**Stated task**
Lines holding the string "scherm" are the ones to copy; find them all in the data.
══ Entries shown ══
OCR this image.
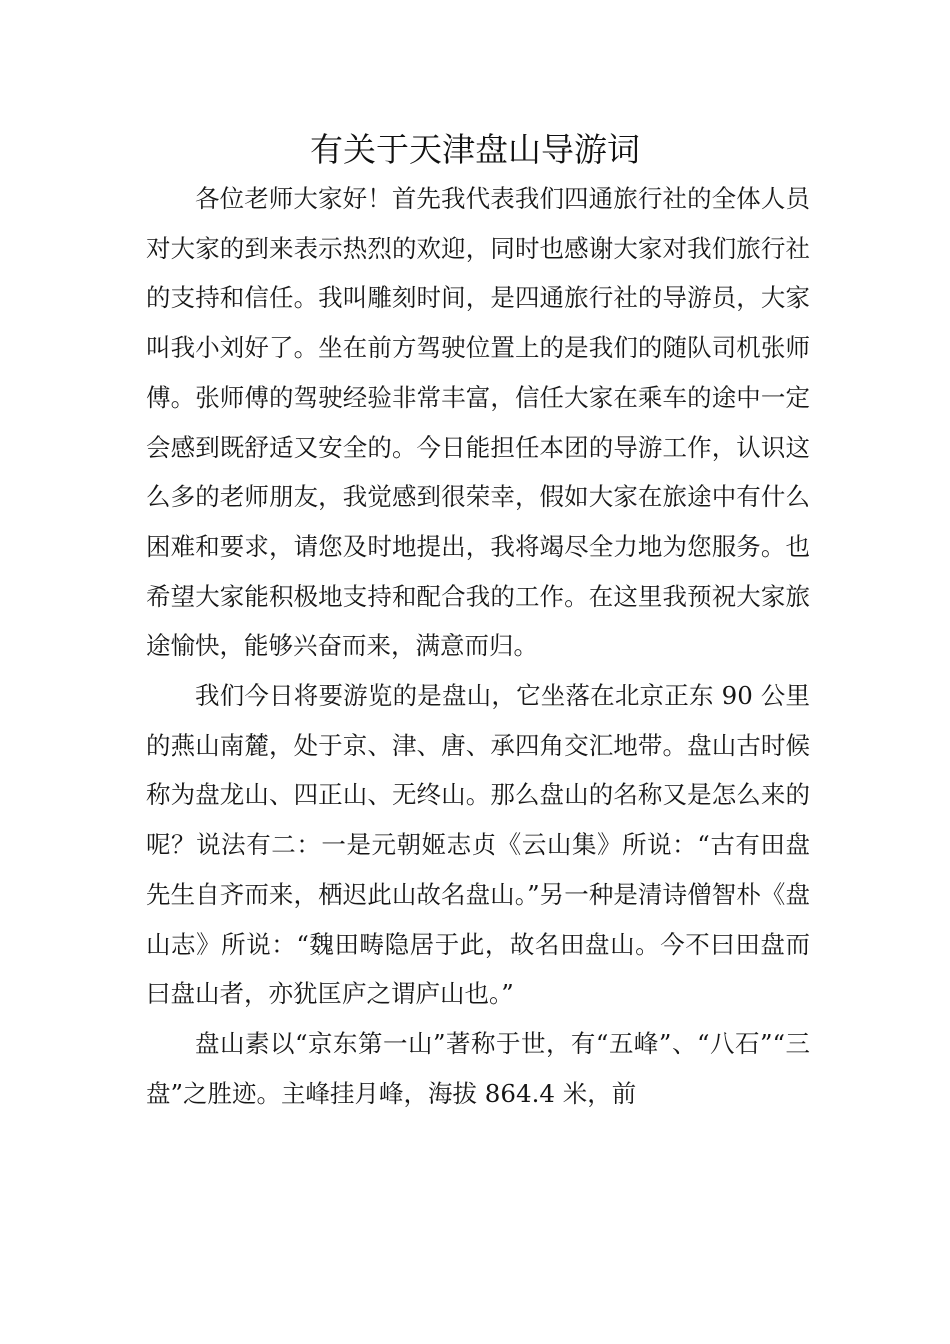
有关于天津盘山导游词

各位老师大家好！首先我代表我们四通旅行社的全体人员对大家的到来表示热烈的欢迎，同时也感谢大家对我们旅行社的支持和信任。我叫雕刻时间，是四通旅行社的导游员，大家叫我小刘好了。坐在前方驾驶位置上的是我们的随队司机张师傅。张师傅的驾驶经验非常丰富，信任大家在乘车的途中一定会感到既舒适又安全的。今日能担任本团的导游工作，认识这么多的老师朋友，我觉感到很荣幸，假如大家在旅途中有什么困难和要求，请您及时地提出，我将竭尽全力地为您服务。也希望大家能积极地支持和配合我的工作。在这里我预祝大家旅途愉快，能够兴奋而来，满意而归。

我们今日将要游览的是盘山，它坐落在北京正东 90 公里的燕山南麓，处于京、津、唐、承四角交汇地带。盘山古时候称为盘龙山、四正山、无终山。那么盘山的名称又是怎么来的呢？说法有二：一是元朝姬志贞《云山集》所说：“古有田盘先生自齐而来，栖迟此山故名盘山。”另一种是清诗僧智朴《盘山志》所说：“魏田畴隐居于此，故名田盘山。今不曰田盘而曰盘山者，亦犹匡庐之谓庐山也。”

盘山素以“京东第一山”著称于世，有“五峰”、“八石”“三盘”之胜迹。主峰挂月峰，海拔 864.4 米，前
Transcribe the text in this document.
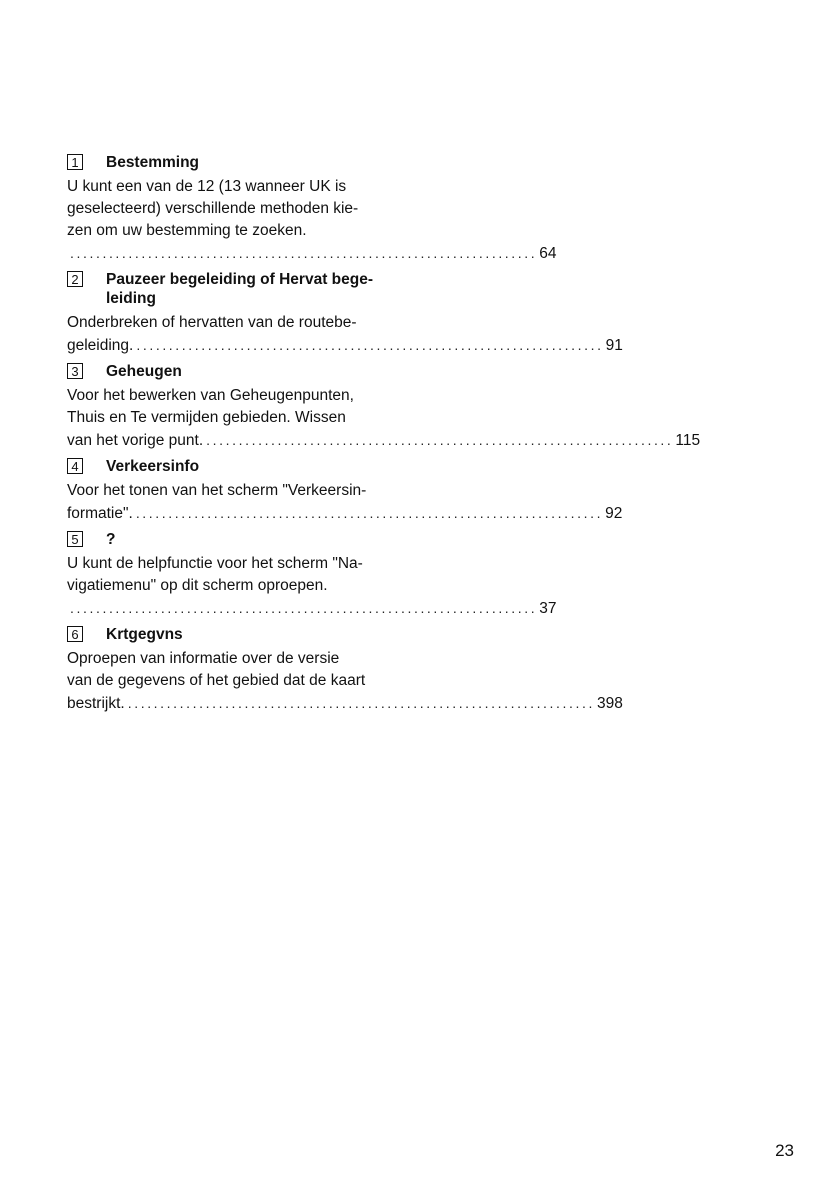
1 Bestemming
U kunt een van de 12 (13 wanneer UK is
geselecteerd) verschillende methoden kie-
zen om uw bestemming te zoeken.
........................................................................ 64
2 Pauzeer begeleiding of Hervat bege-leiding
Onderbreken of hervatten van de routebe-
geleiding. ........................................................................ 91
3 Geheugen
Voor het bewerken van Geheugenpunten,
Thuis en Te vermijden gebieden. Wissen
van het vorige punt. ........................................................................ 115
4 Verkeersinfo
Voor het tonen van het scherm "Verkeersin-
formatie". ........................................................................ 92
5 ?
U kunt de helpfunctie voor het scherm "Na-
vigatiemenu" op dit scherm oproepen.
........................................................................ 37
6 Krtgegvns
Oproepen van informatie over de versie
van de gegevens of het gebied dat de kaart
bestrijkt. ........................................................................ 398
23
═══
**Solved problem**
Voor het tonen van het scherm "Verkeersin-
U kunt de helpfunctie voor het scherm "Na-
vigatiemenu" op dit scherm oproepen.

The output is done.